╭─ Textausschnitt

Was schließen wir aus diesen sprachlichen Tatsachen? Dass im Deutschen kein Mann unter einen weiblichen Oberbegriff fallen darf, denn das wäre eine Degradierung und Beleidigung. Es ist ihm nicht zumutbar, denn damit wäre ja die „natürliche Ordnung der Geschlechter“, wonach der Mann der Herr ist und die Frau ihm untergeordnet, über den Haufen geworfen und auf den Kopf gestellt.
Das generische Maskulinum ist also eine höchst ungerechte Sache, weil ihm das weibliche Pendant fehlt, und deshalb ist es gut, wenn es abgeschafft wird. Es ist ein patriarchaler Ballast, den wir abwerfen sollten. Wenn es das generische Maskulinum nicht mehr geben soll, wird es unbequem, mahnen und klagen die Gegner des Genderns. Sie wollen, dass alles so bleibt, wie es ist. Peter Eisenberg: „Es ist doch für die Verwaltungssprache ein Tort, wenn sie nicht mehr von Steuerzahlern und Tätern ... sprechen darf, sondern wenn alles sexualisiert wird."
Das generische Maskulinum braucht das generische Femininum zur Seite
Dieser Forderung kann ich als Frau nicht zustimmen und weiß auch nicht, was das mit Sex zu tun hätte. Obwohl ich Doppelformen wie "Steuerzahlerinnen und Steuerzahler" auch unbequem finde.
Aber es gibt neben den Doppelformen ja viele andere Möglichkeiten, sich geschlechtergerecht auszudrücken. Als da sind: substantivierte Adjektive und Partizipien "Studierende", "Geflüchtete", "Geistliche" oder das Binnen-I: "LeserInnen".
Wenn wir die Geschlechter sprachlich gerecht behandeln wollen, sehe ich nur eine Möglichkeit für die Beibehaltung des generischen Maskulinums: Wir stellen ihm das generische Femininum zur Seite. Der Online-Duden scheint diese Möglichkeit bereits ins Auge zu fassen: Unter „Obfrau“ lese ich: „jemand, der die Interessen einer bestimmten Gruppe o.Ä. vertritt“.

╰─
╭─ Zu prüfende Daten

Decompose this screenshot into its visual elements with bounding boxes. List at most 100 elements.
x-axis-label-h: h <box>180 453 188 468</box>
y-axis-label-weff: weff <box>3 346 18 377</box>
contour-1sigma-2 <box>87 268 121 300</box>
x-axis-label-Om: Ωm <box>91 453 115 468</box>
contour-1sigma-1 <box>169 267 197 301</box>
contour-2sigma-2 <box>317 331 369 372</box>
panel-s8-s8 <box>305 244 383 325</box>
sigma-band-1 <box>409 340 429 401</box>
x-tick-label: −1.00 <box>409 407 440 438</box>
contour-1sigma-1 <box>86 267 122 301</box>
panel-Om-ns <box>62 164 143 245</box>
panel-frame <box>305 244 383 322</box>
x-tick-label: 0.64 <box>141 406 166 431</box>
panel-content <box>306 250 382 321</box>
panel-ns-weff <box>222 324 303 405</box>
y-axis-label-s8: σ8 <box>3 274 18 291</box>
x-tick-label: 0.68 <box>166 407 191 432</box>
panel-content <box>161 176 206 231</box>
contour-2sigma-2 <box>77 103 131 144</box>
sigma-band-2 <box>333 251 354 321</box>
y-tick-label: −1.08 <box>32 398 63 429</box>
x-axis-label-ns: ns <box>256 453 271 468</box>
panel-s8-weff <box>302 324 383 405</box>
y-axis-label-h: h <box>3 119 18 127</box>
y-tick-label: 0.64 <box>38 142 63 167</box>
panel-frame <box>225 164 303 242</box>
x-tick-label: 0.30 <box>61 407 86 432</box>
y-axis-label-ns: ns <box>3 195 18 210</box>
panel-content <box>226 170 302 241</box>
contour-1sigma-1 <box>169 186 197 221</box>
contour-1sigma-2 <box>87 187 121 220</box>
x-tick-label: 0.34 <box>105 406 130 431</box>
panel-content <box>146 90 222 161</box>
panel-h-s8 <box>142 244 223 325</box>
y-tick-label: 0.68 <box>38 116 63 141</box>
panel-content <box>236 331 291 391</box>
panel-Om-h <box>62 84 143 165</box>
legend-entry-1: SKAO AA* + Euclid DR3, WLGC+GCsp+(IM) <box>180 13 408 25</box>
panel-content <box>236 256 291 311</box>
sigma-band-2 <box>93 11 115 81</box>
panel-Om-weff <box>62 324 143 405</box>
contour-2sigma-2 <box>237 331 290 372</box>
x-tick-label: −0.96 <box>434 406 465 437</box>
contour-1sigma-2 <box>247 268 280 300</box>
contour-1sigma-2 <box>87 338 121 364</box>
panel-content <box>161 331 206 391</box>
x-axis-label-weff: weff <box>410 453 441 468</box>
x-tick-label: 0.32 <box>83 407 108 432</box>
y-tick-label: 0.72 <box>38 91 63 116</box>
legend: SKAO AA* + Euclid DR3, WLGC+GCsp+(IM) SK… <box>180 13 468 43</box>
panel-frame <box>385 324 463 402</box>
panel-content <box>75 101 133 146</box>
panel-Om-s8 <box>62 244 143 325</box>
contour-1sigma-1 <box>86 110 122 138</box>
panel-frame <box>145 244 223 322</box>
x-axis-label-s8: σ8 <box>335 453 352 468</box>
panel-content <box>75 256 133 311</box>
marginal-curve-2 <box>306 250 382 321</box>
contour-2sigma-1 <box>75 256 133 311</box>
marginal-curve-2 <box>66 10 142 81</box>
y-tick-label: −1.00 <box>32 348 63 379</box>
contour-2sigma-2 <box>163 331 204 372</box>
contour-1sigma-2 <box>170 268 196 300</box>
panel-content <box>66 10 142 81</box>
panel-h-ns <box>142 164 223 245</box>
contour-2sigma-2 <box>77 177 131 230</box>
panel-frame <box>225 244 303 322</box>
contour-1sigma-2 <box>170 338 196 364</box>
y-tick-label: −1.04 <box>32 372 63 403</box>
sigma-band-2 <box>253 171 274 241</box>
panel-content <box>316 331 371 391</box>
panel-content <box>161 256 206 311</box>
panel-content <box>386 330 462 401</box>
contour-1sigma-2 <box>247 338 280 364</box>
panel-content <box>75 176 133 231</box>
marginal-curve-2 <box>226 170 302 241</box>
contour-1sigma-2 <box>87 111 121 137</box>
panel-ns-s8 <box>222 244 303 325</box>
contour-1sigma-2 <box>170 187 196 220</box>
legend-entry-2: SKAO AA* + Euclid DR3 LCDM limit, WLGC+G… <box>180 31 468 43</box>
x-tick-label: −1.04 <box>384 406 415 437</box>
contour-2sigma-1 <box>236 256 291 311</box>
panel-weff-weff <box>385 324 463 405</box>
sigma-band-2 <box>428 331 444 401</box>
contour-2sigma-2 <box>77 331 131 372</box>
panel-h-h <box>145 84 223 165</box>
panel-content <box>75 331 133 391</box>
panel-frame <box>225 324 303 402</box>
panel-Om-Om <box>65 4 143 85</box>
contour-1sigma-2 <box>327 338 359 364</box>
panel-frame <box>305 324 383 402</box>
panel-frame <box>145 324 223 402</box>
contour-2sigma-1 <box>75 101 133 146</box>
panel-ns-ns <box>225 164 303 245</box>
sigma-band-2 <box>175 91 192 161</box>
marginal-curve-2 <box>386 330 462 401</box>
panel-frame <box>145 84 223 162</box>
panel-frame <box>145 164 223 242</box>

╰─

**Deine Aufgaben**
**1)** Gib aus dem Textausschnitt über das generische Maskulinum die Stelle von „Das generische Maskulinum braucht“ bis einschließlich „auch unbequem finde.“ wortgetreu aus.
**2)** Übersetze aus dem Textausschnitt über das generische Maskulinum diesen Satz ins Englische: „Es ist ein patriarchaler Ballast, den wir abwerfen sollten.“

**Antworten je Aufgabe**
**1)**
Das generische Maskulinum braucht das generische Femininum zur Seite
Dieser Forderung kann ich als Frau nicht zustimmen und weiß auch nicht, was das mit Sex zu tun hätte. Obwohl ich Doppelformen wie "Steuerzahlerinnen und Steuerzahler" auch unbequem finde.

**2)** It is a patriarchal burden that we should cast off.